**Document passage**.
:::
Maybe the class is the way to go, with default + and - operations out-of-line
functions that do clamping and are defined appropriately on NS_MAXSIZE. Then we
try to reduce the size/speed performance hit by replacing selected calls to + or
- with 'unsafe' functions that are inlined adds/subtracts. Or we could factor
out common idioms (e.g., discovering the offset between a frame and its
ancestor) into specialized optimized functions.
Does anyone recall why we don't just use floating point coordinates in layout? I
thought I knew a good reason, but I can't remember it right now. It would fix
the overflow problem rather cleanly.

Comment 4

13 years ago
Weren't there issues with round-off?  Not that we don't have plenty of those
with integer coordinates...
Assuming IEEE 'float' (a safe bet, I think), we get a 23 bit mantissa (not
including sign), which means we can represent +/- 2^23 twips precisely, so we'd
be precise up to about 500,000 pixels. I'm assuming we'd make sure our units
code continues to round everything to the nearest twip (so we *don't* say 1cm =
3210.33191371113302 twips or whatever, just 3210).

There may be residual issues with intermediate computations and so forth, but I
suspect fixing them is probably a lot easier than dealing with the possibility
of overflow everywhere.
In other words, if we do it right, we should be confident we're not changing
behaviour for pages with coordinates limited to the range of +/- 500K pixels.
There might be performance issues, but it could cut both ways:
-- integer operations are faster than floating point on old chips, but
-- not necessarily so on newer chips, plus
-- floating point uses different functional units, potentially freeing up
integer units to do other work in parallel
-- floating point values go in floating point registers, potentially relieving
register pressure in the general purpose registers
-- we might add floating point/integer conversions, which can be expensive, but
NSIntPixelsToTwips and related functions already do int->float->int conversion,
so we might reduce conversions as well
-- I have no idea about code size. On x86, FP instructions are slightly longer,
but we might gain a little from reducing spill code.

Comment 8

13 years ago
Have to be careful when dividing and multiplying.  Right now those naturally
round to the nearest twip...

In any case, the only other counter-argument I've heard when I've asked this
question is that floating-point math is slower.  I'm not sure how true that is
on current processors and how the cost would compare to that of doing overflow
checks.
:::
**Requirements**.
A: From the floating-point coordinates thread, extract the stretch from "Assuming IEEE 'float'" through "whatever, just 3210).".
B: In the floating-point coordinates thread, up to about how many pixels would IEEE float coordinates stay precise?
:::
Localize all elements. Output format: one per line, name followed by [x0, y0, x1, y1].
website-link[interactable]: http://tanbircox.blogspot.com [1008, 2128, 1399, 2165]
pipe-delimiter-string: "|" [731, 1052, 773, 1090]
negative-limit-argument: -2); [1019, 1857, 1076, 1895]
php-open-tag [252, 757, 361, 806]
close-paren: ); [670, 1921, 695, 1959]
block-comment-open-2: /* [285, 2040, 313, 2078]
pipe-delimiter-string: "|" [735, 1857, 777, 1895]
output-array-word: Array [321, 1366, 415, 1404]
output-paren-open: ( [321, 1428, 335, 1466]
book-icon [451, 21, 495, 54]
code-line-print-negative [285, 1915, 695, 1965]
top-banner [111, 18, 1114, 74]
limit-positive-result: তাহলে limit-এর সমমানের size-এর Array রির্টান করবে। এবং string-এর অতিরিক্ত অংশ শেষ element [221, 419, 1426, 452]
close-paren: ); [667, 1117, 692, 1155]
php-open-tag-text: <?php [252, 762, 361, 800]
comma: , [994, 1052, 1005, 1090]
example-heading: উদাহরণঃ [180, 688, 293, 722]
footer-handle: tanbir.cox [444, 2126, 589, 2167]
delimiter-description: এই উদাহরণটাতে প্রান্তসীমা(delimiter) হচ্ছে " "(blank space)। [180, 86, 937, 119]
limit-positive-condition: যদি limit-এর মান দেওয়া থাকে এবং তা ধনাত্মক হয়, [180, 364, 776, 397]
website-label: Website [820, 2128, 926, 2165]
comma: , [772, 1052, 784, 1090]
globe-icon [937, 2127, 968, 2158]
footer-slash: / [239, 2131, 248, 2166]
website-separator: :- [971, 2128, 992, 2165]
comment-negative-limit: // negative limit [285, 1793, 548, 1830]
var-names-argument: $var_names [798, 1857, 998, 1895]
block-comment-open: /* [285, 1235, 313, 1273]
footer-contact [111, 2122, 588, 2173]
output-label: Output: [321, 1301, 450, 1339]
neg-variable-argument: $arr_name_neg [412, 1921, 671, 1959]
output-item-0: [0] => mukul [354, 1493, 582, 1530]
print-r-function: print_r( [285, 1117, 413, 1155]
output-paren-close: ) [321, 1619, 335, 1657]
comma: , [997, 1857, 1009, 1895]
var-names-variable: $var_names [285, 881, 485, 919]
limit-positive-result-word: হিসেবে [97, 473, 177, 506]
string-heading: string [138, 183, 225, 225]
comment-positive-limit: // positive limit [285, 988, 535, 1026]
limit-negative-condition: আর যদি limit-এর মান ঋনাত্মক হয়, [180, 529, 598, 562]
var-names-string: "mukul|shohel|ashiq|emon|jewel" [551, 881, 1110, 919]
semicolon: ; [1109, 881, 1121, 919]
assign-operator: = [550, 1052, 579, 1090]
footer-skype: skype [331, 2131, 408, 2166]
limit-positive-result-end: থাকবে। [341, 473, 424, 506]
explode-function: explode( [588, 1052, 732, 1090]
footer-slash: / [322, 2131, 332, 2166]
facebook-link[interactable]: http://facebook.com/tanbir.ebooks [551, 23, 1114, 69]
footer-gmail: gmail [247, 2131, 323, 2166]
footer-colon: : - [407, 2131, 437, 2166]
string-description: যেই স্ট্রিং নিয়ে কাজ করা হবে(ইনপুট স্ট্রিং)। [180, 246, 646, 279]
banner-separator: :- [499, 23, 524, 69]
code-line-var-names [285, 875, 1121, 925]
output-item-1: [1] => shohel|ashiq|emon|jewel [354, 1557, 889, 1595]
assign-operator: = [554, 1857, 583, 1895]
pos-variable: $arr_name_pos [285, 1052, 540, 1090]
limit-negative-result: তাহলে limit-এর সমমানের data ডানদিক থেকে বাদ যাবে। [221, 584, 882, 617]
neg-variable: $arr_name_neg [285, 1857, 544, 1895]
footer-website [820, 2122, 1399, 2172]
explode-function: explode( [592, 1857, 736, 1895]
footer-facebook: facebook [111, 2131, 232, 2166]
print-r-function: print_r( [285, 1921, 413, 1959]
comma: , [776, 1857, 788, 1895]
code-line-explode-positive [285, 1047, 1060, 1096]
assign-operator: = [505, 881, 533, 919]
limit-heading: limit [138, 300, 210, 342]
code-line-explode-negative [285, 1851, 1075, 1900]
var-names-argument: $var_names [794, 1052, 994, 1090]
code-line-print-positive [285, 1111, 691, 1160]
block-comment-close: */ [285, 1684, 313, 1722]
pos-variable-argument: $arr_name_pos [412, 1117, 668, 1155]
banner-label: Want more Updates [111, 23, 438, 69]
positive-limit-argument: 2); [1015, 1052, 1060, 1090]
:::
**Exercise solutions**.
A:
Assuming IEEE 'float' (a safe bet, I think), we get a 23 bit mantissa (not
including sign), which means we can represent +/- 2^23 twips precisely, so we'd
be precise up to about 500,000 pixels. I'm assuming we'd make sure our units
code continues to round everything to the nearest twip (so we *don't* say 1cm =
3210.33191371113302 twips or whatever, just 3210).

B: About 500,000 pixels.